▸ **Exercise instructions**: Extract the text of each entry below exactly, leaving every image behind.

▸ **Data to use**:
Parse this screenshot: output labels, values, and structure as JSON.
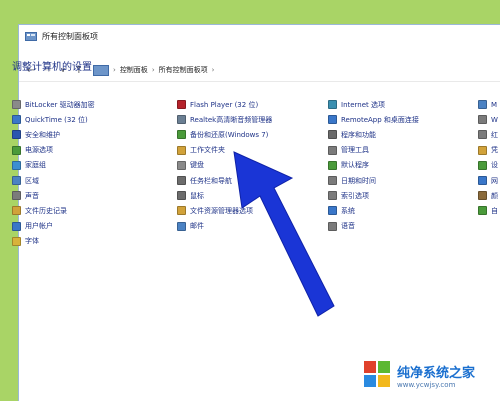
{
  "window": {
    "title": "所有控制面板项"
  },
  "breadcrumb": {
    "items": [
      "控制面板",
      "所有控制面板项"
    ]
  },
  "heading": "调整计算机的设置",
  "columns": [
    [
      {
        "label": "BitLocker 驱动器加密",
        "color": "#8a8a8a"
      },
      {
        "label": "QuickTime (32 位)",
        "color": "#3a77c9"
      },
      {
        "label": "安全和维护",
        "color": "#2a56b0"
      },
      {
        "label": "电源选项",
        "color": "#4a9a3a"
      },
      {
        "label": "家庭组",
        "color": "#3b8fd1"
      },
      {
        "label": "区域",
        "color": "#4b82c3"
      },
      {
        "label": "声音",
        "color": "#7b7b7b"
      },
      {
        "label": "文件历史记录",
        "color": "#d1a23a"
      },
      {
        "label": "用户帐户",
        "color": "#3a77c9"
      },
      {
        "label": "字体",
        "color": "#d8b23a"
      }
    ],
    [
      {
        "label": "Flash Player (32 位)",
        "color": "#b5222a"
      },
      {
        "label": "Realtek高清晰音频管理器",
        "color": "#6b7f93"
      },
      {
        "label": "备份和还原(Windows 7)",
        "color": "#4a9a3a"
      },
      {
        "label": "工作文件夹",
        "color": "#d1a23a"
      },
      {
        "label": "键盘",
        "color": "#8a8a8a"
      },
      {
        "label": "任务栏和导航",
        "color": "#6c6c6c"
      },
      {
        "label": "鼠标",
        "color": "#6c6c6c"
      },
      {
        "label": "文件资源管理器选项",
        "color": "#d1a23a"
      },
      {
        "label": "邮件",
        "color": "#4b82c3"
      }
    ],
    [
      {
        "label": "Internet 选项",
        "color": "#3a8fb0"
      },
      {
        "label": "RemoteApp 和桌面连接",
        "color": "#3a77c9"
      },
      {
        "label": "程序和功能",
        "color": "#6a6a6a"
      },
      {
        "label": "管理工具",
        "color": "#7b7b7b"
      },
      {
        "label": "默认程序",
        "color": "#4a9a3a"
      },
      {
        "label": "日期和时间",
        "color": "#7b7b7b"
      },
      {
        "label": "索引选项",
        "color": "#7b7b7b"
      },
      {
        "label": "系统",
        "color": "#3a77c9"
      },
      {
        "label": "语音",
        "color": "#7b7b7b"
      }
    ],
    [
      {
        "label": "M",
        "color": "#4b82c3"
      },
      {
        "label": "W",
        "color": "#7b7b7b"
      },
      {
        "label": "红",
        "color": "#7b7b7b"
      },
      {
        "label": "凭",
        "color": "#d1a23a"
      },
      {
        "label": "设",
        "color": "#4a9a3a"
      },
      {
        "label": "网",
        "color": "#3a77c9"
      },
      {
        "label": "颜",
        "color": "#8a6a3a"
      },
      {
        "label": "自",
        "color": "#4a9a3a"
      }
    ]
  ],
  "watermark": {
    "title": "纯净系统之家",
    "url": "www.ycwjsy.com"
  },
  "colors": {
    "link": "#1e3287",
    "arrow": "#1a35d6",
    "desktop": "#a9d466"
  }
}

▸ **Worked solution**:
Parse this screenshot: output labels, values, and structure as JSON.
{
  "window": {
    "title": "所有控制面板项"
  },
  "breadcrumb": {
    "items": [
      "控制面板",
      "所有控制面板项"
    ]
  },
  "heading": "调整计算机的设置",
  "columns": [
    [
      {
        "label": "BitLocker 驱动器加密",
        "color": "#8a8a8a"
      },
      {
        "label": "QuickTime (32 位)",
        "color": "#3a77c9"
      },
      {
        "label": "安全和维护",
        "color": "#2a56b0"
      },
      {
        "label": "电源选项",
        "color": "#4a9a3a"
      },
      {
        "label": "家庭组",
        "color": "#3b8fd1"
      },
      {
        "label": "区域",
        "color": "#4b82c3"
      },
      {
        "label": "声音",
        "color": "#7b7b7b"
      },
      {
        "label": "文件历史记录",
        "color": "#d1a23a"
      },
      {
        "label": "用户帐户",
        "color": "#3a77c9"
      },
      {
        "label": "字体",
        "color": "#d8b23a"
      }
    ],
    [
      {
        "label": "Flash Player (32 位)",
        "color": "#b5222a"
      },
      {
        "label": "Realtek高清晰音频管理器",
        "color": "#6b7f93"
      },
      {
        "label": "备份和还原(Windows 7)",
        "color": "#4a9a3a"
      },
      {
        "label": "工作文件夹",
        "color": "#d1a23a"
      },
      {
        "label": "键盘",
        "color": "#8a8a8a"
      },
      {
        "label": "任务栏和导航",
        "color": "#6c6c6c"
      },
      {
        "label": "鼠标",
        "color": "#6c6c6c"
      },
      {
        "label": "文件资源管理器选项",
        "color": "#d1a23a"
      },
      {
        "label": "邮件",
        "color": "#4b82c3"
      }
    ],
    [
      {
        "label": "Internet 选项",
        "color": "#3a8fb0"
      },
      {
        "label": "RemoteApp 和桌面连接",
        "color": "#3a77c9"
      },
      {
        "label": "程序和功能",
        "color": "#6a6a6a"
      },
      {
        "label": "管理工具",
        "color": "#7b7b7b"
      },
      {
        "label": "默认程序",
        "color": "#4a9a3a"
      },
      {
        "label": "日期和时间",
        "color": "#7b7b7b"
      },
      {
        "label": "索引选项",
        "color": "#7b7b7b"
      },
      {
        "label": "系统",
        "color": "#3a77c9"
      },
      {
        "label": "语音",
        "color": "#7b7b7b"
      }
    ],
    [
      {
        "label": "M",
        "color": "#4b82c3"
      },
      {
        "label": "W",
        "color": "#7b7b7b"
      },
      {
        "label": "红",
        "color": "#7b7b7b"
      },
      {
        "label": "凭",
        "color": "#d1a23a"
      },
      {
        "label": "设",
        "color": "#4a9a3a"
      },
      {
        "label": "网",
        "color": "#3a77c9"
      },
      {
        "label": "颜",
        "color": "#8a6a3a"
      },
      {
        "label": "自",
        "color": "#4a9a3a"
      }
    ]
  ],
  "watermark": {
    "title": "纯净系统之家",
    "url": "www.ycwjsy.com"
  },
  "colors": {
    "link": "#1e3287",
    "arrow": "#1a35d6",
    "desktop": "#a9d466"
  }
}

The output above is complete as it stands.